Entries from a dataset
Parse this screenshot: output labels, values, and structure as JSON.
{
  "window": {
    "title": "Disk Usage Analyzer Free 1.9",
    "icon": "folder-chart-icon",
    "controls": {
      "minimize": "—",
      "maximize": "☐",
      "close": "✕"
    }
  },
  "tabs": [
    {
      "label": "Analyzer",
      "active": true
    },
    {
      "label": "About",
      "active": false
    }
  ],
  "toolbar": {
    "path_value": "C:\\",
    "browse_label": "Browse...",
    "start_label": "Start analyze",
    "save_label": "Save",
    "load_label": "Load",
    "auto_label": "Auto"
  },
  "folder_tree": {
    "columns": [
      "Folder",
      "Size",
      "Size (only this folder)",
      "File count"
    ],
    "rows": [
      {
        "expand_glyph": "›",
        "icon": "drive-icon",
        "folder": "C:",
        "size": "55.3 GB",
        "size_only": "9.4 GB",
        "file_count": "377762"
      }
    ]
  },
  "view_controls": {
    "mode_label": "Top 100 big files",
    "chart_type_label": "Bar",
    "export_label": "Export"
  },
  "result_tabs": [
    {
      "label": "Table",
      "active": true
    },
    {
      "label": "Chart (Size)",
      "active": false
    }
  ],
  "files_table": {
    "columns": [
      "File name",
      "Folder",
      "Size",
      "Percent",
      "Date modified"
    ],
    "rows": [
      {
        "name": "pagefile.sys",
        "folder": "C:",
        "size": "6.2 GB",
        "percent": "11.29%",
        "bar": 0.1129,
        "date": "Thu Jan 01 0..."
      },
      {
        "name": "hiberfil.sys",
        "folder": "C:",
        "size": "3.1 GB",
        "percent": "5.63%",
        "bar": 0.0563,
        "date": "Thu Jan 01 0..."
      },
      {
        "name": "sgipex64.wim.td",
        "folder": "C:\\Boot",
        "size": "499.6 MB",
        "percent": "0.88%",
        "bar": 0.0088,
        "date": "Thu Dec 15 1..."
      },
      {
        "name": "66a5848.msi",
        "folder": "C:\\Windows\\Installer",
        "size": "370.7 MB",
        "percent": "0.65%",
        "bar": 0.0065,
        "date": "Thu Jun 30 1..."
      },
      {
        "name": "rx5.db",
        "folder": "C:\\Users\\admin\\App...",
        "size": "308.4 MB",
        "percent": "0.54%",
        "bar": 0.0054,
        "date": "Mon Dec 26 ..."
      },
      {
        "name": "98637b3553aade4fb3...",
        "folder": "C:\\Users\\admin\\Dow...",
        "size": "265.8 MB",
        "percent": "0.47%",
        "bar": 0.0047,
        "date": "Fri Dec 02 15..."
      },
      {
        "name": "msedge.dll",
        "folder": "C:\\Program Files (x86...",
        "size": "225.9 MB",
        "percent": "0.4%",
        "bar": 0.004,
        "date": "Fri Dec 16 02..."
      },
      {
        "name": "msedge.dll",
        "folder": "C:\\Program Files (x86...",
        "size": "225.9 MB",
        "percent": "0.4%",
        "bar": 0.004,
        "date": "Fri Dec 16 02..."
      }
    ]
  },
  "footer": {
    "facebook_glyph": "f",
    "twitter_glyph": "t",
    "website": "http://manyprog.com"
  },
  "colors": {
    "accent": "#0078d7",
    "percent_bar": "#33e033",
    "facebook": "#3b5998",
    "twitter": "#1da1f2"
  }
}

==

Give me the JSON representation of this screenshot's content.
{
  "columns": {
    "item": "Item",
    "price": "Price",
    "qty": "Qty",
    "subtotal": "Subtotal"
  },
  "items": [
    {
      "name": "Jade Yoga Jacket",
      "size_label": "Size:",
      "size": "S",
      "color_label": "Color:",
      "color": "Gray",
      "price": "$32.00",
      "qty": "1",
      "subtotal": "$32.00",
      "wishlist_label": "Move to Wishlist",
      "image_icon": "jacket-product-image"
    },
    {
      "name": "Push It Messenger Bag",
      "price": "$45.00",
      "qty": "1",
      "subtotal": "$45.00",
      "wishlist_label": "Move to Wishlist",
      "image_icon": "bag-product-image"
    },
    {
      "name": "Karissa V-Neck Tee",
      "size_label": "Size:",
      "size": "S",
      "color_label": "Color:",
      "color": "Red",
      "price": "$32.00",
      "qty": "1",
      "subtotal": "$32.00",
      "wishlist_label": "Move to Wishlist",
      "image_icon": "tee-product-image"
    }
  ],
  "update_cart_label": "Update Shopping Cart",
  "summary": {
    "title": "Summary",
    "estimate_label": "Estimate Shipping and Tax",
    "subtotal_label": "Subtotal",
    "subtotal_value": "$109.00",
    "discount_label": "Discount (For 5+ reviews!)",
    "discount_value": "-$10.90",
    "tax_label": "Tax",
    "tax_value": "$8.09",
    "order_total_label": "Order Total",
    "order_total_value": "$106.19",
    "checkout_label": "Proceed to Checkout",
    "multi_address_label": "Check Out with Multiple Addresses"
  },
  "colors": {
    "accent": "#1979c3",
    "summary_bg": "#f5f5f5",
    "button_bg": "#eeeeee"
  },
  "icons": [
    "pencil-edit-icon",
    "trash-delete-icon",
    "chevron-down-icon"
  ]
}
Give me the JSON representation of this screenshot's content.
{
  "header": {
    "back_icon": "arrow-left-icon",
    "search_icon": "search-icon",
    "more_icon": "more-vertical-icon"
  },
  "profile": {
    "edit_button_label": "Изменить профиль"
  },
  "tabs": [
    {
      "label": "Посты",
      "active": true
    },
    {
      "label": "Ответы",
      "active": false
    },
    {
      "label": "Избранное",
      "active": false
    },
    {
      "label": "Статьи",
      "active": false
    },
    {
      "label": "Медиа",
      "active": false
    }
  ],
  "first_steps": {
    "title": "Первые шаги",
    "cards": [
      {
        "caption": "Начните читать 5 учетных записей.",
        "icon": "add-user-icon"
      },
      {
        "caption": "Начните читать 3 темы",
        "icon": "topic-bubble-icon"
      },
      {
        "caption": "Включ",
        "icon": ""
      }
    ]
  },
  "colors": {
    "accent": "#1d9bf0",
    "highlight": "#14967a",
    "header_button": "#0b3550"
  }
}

WHAT NEEDS TO BE DONE |
Pull out each line of the listing that holds the string "accent".

TASK RESULT |
    "accent": "#0078d7",
    "accent": "#1979c3",
    "accent": "#1d9bf0",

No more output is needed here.